> Task instructions: Beneath this task is a listing; retype all of it exactly.

Records contained in a dataset:

★ ★ ★

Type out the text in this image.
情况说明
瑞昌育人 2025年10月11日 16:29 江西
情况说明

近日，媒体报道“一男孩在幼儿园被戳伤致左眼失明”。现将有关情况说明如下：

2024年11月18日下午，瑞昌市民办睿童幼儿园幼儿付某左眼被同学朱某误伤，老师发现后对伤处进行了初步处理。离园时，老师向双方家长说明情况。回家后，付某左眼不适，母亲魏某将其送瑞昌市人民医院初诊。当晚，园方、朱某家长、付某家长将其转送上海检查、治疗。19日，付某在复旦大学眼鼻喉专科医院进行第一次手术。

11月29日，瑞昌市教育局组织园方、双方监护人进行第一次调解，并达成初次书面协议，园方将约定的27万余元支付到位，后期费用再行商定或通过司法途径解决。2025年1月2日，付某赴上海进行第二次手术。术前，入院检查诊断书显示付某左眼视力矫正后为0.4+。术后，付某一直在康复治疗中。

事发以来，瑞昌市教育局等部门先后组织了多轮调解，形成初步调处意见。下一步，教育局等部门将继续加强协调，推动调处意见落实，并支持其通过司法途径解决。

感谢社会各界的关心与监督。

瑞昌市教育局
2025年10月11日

★ ★ ★

> Response to the exercise:
Type out the text in this image.
情况说明
瑞昌育人 2025年10月11日 16:29 江西
情况说明

近日，媒体报道“一男孩在幼儿园被戳伤致左眼失明”。现将有关情况说明如下：

2024年11月18日下午，瑞昌市民办睿童幼儿园幼儿付某左眼被同学朱某误伤，老师发现后对伤处进行了初步处理。离园时，老师向双方家长说明情况。回家后，付某左眼不适，母亲魏某将其送瑞昌市人民医院初诊。当晚，园方、朱某家长、付某家长将其转送上海检查、治疗。19日，付某在复旦大学眼鼻喉专科医院进行第一次手术。

11月29日，瑞昌市教育局组织园方、双方监护人进行第一次调解，并达成初次书面协议，园方将约定的27万余元支付到位，后期费用再行商定或通过司法途径解决。2025年1月2日，付某赴上海进行第二次手术。术前，入院检查诊断书显示付某左眼视力矫正后为0.4+。术后，付某一直在康复治疗中。

事发以来，瑞昌市教育局等部门先后组织了多轮调解，形成初步调处意见。下一步，教育局等部门将继续加强协调，推动调处意见落实，并支持其通过司法途径解决。

感谢社会各界的关心与监督。

瑞昌市教育局
2025年10月11日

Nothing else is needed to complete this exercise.